## Short problem
Render each line of the records below as an item in a single numbered list, skipping blank lines and omitting the pictures.

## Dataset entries
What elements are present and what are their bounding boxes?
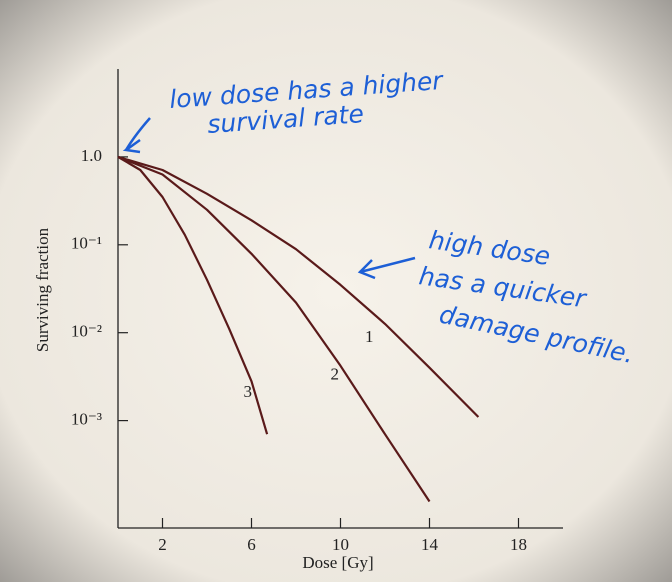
curve-label: 2 — [331, 365, 340, 384]
y-tick-label: 10⁻¹ — [71, 234, 102, 253]
x-tick-label: 10 — [332, 535, 349, 554]
y-tick-label: 10⁻² — [71, 322, 102, 341]
chart: Dose [Gy] Surviving fraction 1.0 10⁻¹ 10⁻²… — [0, 0, 672, 582]
page: {"chart_data": { "type": "line", "y_labe… — [0, 0, 672, 582]
y-tick-label: 1.0 — [81, 146, 102, 165]
x-axis-title: Dose [Gy] — [302, 553, 373, 572]
y-axis-title: Surviving fraction — [33, 227, 52, 352]
x-tick-label: 6 — [247, 535, 256, 554]
x-tick-label: 14 — [421, 535, 439, 554]
x-tick-label: 2 — [158, 535, 167, 554]
y-tick-label: 10⁻³ — [71, 410, 102, 429]
x-tick-label: 18 — [510, 535, 527, 554]
curve-label: 3 — [244, 382, 253, 401]
curve-label: 1 — [365, 327, 374, 346]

## The output
1. What elements are present and what are their bounding boxes?
2. curve-label: 2 — [331, 365, 340, 384]
3. y-tick-label: 10⁻¹ — [71, 234, 102, 253]
4. x-tick-label: 10 — [332, 535, 349, 554]
5. y-tick-label: 10⁻² — [71, 322, 102, 341]
6. chart: Dose [Gy] Surviving fraction 1.0 10⁻¹ 10⁻²… — [0, 0, 672, 582]
7. page: {"chart_data": { "type": "line", "y_labe… — [0, 0, 672, 582]
8. y-tick-label: 1.0 — [81, 146, 102, 165]
9. x-axis-title: Dose [Gy] — [302, 553, 373, 572]
10. y-axis-title: Surviving fraction — [33, 227, 52, 352]
11. x-tick-label: 6 — [247, 535, 256, 554]
12. x-tick-label: 14 — [421, 535, 439, 554]
13. x-tick-label: 2 — [158, 535, 167, 554]
14. y-tick-label: 10⁻³ — [71, 410, 102, 429]
15. x-tick-label: 18 — [510, 535, 527, 554]
16. curve-label: 3 — [244, 382, 253, 401]
17. curve-label: 1 — [365, 327, 374, 346]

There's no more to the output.